**CHALLENGE**
Filter the lines below, copying only those with the string "analysis".
━━━━━ DATA
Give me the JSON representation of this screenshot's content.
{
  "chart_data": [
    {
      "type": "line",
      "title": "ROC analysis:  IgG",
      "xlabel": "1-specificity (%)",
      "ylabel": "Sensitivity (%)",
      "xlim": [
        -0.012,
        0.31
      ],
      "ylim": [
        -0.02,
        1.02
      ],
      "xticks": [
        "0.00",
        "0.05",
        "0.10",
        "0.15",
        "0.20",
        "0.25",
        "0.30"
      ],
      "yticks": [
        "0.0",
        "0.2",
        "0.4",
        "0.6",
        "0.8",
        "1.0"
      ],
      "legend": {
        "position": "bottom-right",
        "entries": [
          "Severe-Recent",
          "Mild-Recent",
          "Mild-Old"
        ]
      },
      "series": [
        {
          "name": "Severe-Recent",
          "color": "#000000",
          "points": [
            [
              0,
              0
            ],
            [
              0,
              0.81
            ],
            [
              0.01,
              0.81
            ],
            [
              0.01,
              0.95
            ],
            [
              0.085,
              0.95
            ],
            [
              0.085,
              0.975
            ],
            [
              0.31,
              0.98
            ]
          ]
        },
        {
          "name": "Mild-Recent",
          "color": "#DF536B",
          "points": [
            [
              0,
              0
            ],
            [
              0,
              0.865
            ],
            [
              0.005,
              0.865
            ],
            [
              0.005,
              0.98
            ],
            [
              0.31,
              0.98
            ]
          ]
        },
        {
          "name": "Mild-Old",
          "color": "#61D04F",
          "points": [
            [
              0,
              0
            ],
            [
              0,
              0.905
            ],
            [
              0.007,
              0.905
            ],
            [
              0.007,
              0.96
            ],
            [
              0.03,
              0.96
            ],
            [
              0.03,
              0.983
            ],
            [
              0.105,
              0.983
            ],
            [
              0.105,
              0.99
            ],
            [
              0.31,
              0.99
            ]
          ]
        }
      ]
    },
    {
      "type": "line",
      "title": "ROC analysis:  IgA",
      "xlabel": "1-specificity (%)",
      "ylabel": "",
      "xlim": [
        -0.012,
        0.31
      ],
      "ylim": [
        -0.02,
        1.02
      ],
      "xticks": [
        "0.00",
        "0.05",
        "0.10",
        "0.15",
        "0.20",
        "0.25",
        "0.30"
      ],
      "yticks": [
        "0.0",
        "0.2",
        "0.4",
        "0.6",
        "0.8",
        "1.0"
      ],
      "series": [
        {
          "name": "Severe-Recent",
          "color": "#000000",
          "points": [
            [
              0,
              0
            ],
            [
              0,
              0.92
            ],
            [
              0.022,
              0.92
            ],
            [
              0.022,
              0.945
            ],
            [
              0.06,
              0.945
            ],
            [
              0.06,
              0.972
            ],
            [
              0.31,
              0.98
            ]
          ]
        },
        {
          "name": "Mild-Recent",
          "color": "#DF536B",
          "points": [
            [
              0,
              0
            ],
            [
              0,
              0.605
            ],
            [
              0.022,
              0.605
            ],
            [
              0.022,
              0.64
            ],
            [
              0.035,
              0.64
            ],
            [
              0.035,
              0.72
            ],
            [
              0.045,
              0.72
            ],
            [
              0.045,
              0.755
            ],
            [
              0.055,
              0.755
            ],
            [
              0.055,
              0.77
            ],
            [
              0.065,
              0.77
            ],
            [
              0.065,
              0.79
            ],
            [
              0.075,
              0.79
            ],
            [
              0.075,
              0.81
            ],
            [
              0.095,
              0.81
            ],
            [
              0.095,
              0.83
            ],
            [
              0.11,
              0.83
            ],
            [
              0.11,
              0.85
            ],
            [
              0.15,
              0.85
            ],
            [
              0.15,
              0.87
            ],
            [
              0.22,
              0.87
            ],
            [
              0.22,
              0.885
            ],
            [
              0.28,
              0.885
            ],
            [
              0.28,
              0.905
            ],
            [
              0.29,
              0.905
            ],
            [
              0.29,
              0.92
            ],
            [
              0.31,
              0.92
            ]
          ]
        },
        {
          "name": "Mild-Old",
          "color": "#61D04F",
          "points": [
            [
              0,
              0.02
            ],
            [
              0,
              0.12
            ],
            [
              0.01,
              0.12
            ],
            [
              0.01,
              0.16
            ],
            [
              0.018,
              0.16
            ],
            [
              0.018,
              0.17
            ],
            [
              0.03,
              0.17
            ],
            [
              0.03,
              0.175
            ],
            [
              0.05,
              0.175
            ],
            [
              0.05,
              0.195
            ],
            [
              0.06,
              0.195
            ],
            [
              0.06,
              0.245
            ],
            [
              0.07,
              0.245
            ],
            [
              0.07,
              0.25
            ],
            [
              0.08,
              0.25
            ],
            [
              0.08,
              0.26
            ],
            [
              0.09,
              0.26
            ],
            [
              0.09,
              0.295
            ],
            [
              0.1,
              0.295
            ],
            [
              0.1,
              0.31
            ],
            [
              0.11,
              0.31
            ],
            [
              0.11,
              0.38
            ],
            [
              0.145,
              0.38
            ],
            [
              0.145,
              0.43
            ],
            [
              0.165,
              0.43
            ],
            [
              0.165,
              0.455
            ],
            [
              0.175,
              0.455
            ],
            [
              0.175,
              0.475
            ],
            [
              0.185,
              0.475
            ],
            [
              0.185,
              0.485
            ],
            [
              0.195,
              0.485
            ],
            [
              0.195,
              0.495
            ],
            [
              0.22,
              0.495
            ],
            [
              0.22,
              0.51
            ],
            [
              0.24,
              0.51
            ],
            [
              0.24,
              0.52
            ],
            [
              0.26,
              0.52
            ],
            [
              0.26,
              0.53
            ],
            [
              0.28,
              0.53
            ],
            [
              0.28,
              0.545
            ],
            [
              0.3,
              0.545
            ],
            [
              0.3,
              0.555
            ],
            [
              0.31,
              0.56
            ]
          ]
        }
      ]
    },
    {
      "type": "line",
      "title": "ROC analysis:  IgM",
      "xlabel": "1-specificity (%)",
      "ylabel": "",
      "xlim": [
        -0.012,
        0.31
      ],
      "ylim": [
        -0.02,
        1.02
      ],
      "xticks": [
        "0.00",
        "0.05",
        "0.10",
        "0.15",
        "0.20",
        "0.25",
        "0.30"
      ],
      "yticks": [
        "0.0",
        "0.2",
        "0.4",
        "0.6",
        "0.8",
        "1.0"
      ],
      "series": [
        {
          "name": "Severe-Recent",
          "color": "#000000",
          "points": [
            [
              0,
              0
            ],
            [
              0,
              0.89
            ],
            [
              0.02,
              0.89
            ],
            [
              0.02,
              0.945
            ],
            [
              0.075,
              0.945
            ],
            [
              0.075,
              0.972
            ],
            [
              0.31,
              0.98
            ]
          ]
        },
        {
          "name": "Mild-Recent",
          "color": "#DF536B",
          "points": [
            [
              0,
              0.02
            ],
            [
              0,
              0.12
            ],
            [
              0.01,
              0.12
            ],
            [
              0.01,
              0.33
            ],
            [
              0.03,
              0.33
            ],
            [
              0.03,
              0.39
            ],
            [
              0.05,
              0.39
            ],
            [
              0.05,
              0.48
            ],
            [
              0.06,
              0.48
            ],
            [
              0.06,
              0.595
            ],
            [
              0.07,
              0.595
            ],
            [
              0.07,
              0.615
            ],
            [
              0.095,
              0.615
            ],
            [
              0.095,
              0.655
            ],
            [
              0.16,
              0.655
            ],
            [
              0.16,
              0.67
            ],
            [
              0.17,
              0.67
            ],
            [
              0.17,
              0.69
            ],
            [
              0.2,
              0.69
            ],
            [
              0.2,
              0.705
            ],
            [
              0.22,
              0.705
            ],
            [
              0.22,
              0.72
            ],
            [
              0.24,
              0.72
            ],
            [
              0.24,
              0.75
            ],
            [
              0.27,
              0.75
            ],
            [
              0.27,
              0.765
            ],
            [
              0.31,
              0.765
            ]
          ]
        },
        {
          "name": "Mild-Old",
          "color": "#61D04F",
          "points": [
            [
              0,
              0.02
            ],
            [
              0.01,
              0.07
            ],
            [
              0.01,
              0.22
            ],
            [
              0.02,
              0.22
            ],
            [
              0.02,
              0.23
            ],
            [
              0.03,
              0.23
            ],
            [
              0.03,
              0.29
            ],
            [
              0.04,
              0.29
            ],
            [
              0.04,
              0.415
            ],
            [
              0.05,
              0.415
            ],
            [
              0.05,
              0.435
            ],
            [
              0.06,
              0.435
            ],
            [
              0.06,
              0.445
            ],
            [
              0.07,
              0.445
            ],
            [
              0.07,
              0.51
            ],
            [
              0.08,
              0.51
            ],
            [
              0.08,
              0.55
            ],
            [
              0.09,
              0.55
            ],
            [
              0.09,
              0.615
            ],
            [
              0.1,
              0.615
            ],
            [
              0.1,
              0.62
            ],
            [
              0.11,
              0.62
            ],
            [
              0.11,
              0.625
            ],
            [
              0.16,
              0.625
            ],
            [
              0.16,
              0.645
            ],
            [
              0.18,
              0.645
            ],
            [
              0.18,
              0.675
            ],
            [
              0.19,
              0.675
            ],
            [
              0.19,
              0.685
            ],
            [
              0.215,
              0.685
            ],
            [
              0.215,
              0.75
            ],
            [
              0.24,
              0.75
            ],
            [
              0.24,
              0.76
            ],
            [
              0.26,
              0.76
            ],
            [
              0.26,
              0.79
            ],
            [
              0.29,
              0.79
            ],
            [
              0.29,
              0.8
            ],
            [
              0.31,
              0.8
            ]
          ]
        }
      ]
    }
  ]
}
━━━━━━━━━━
**RESULT FOR THIS TASK**
      "title": "ROC analysis:  IgG",
      "title": "ROC analysis:  IgA",
      "title": "ROC analysis:  IgM",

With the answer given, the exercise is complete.